--- START OF Input data ---

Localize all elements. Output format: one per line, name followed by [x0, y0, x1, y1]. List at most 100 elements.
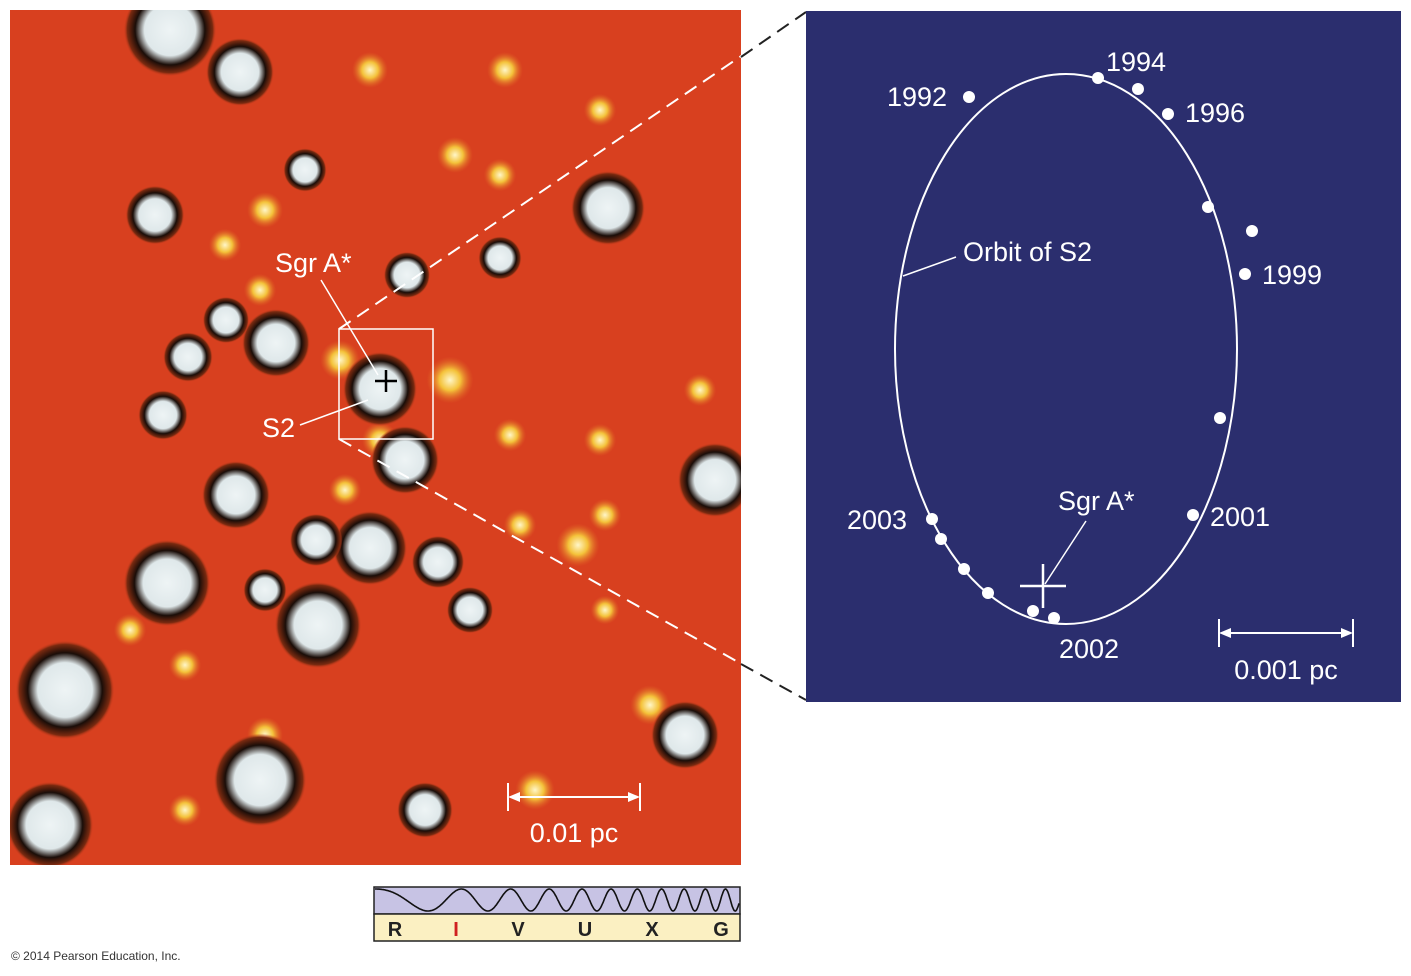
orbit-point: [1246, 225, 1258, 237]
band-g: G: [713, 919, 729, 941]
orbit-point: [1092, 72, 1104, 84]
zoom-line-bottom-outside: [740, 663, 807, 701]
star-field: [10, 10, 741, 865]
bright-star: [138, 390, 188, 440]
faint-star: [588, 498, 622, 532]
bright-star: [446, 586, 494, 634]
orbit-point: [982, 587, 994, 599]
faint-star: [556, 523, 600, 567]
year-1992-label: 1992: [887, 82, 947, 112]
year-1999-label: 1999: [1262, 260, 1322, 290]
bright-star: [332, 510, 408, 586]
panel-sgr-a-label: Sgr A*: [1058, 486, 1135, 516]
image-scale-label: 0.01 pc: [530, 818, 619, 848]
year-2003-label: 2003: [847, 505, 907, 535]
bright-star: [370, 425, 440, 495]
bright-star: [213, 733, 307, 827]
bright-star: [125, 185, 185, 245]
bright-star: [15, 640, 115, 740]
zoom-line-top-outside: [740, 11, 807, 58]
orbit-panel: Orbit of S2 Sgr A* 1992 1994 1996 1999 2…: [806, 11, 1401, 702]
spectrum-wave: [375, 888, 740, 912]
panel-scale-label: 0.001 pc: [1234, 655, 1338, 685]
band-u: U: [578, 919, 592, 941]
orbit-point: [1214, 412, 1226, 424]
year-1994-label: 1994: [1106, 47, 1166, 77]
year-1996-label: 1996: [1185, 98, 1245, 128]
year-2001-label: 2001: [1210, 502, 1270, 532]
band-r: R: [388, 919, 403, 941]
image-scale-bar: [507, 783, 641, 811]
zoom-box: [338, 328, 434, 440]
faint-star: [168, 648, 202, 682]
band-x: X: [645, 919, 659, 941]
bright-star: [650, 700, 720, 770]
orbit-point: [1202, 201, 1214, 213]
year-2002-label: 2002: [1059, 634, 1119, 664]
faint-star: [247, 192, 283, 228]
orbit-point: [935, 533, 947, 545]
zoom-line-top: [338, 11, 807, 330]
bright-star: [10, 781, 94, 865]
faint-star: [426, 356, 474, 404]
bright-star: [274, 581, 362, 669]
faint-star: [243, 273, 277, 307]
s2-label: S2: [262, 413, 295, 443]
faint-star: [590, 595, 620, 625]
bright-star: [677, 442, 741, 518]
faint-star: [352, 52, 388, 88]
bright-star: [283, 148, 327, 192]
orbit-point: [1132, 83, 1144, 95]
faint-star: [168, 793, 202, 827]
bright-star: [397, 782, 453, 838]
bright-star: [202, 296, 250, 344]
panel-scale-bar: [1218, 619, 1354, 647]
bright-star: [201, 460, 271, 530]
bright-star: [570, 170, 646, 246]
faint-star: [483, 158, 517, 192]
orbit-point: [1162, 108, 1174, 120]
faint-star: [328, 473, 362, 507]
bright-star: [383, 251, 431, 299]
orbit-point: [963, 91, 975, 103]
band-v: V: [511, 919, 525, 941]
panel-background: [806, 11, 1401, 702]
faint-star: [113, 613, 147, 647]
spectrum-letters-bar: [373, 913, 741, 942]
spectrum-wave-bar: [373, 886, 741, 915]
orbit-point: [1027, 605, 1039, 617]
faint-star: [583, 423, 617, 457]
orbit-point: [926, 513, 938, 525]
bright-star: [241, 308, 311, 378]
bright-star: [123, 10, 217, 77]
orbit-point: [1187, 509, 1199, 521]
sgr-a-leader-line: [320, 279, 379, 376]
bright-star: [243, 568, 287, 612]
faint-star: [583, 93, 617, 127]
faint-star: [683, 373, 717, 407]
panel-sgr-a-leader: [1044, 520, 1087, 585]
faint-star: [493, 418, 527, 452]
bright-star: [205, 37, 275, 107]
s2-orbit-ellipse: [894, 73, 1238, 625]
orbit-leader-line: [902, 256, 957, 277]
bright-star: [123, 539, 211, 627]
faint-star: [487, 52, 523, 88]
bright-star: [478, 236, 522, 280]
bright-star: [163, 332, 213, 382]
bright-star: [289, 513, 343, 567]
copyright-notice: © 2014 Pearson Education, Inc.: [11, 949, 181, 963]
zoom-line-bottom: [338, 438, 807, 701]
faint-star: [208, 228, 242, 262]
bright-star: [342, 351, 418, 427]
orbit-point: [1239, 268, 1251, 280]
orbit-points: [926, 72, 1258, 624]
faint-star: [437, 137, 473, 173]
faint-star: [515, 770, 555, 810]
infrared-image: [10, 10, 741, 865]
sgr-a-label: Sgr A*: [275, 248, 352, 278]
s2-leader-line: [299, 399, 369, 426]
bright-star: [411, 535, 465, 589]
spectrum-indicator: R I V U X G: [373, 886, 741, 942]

--- END OF Input data ---

→ **What to work on**
Copy the items above with every "faint-star" swapped for "dim-star" and nothing else changed. Leave the picture out.

→ **Written solution**
Localize all elements. Output format: one per line, name followed by [x0, y0, x1, y1]. List at most 100 elements.
orbit-point: [1246, 225, 1258, 237]
band-g: G: [713, 919, 729, 941]
orbit-point: [1092, 72, 1104, 84]
zoom-line-bottom-outside: [740, 663, 807, 701]
star-field: [10, 10, 741, 865]
bright-star: [138, 390, 188, 440]
dim-star: [588, 498, 622, 532]
bright-star: [446, 586, 494, 634]
orbit-point: [982, 587, 994, 599]
dim-star: [556, 523, 600, 567]
year-1992-label: 1992: [887, 82, 947, 112]
year-1999-label: 1999: [1262, 260, 1322, 290]
bright-star: [332, 510, 408, 586]
panel-sgr-a-label: Sgr A*: [1058, 486, 1135, 516]
image-scale-label: 0.01 pc: [530, 818, 619, 848]
year-2003-label: 2003: [847, 505, 907, 535]
bright-star: [370, 425, 440, 495]
bright-star: [213, 733, 307, 827]
bright-star: [125, 185, 185, 245]
bright-star: [15, 640, 115, 740]
zoom-line-top-outside: [740, 11, 807, 58]
orbit-panel: Orbit of S2 Sgr A* 1992 1994 1996 1999 2…: [806, 11, 1401, 702]
spectrum-wave: [375, 888, 740, 912]
panel-scale-label: 0.001 pc: [1234, 655, 1338, 685]
band-u: U: [578, 919, 592, 941]
orbit-point: [1214, 412, 1226, 424]
year-1994-label: 1994: [1106, 47, 1166, 77]
year-1996-label: 1996: [1185, 98, 1245, 128]
year-2001-label: 2001: [1210, 502, 1270, 532]
band-r: R: [388, 919, 403, 941]
image-scale-bar: [507, 783, 641, 811]
zoom-box: [338, 328, 434, 440]
dim-star: [168, 648, 202, 682]
band-x: X: [645, 919, 659, 941]
bright-star: [650, 700, 720, 770]
orbit-point: [1202, 201, 1214, 213]
year-2002-label: 2002: [1059, 634, 1119, 664]
dim-star: [247, 192, 283, 228]
orbit-point: [935, 533, 947, 545]
zoom-line-top: [338, 11, 807, 330]
bright-star: [10, 781, 94, 865]
dim-star: [426, 356, 474, 404]
bright-star: [274, 581, 362, 669]
dim-star: [243, 273, 277, 307]
s2-label: S2: [262, 413, 295, 443]
dim-star: [590, 595, 620, 625]
bright-star: [677, 442, 741, 518]
dim-star: [352, 52, 388, 88]
bright-star: [283, 148, 327, 192]
orbit-point: [1132, 83, 1144, 95]
dim-star: [168, 793, 202, 827]
bright-star: [397, 782, 453, 838]
bright-star: [202, 296, 250, 344]
panel-scale-bar: [1218, 619, 1354, 647]
bright-star: [201, 460, 271, 530]
bright-star: [570, 170, 646, 246]
dim-star: [483, 158, 517, 192]
orbit-point: [1162, 108, 1174, 120]
dim-star: [328, 473, 362, 507]
bright-star: [383, 251, 431, 299]
orbit-point: [963, 91, 975, 103]
band-v: V: [511, 919, 525, 941]
panel-background: [806, 11, 1401, 702]
dim-star: [113, 613, 147, 647]
spectrum-letters-bar: [373, 913, 741, 942]
spectrum-wave-bar: [373, 886, 741, 915]
orbit-point: [1027, 605, 1039, 617]
dim-star: [583, 423, 617, 457]
orbit-point: [926, 513, 938, 525]
bright-star: [241, 308, 311, 378]
bright-star: [123, 10, 217, 77]
orbit-point: [1187, 509, 1199, 521]
sgr-a-leader-line: [320, 279, 379, 376]
bright-star: [243, 568, 287, 612]
dim-star: [583, 93, 617, 127]
dim-star: [683, 373, 717, 407]
panel-sgr-a-leader: [1044, 520, 1087, 585]
dim-star: [493, 418, 527, 452]
bright-star: [205, 37, 275, 107]
s2-orbit-ellipse: [894, 73, 1238, 625]
orbit-leader-line: [902, 256, 957, 277]
bright-star: [123, 539, 211, 627]
dim-star: [487, 52, 523, 88]
bright-star: [478, 236, 522, 280]
bright-star: [163, 332, 213, 382]
bright-star: [289, 513, 343, 567]
copyright-notice: © 2014 Pearson Education, Inc.: [11, 949, 181, 963]
zoom-line-bottom: [338, 438, 807, 701]
dim-star: [208, 228, 242, 262]
bright-star: [342, 351, 418, 427]
orbit-point: [1239, 268, 1251, 280]
orbit-points: [926, 72, 1258, 624]
dim-star: [437, 137, 473, 173]
dim-star: [515, 770, 555, 810]
infrared-image: [10, 10, 741, 865]
sgr-a-label: Sgr A*: [275, 248, 352, 278]
s2-leader-line: [299, 399, 369, 426]
bright-star: [411, 535, 465, 589]
spectrum-indicator: R I V U X G: [373, 886, 741, 942]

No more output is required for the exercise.